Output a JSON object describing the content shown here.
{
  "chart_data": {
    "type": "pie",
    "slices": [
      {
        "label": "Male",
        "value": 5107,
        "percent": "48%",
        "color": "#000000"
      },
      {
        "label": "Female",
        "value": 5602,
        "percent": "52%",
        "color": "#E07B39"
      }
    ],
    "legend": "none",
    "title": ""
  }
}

• • • • • • •

### Aim
Print the whole listing again, exactly.

### Written solution
Output a JSON object describing the content shown here.
{
  "chart_data": {
    "type": "pie",
    "slices": [
      {
        "label": "Male",
        "value": 5107,
        "percent": "48%",
        "color": "#000000"
      },
      {
        "label": "Female",
        "value": 5602,
        "percent": "52%",
        "color": "#E07B39"
      }
    ],
    "legend": "none",
    "title": ""
  }
}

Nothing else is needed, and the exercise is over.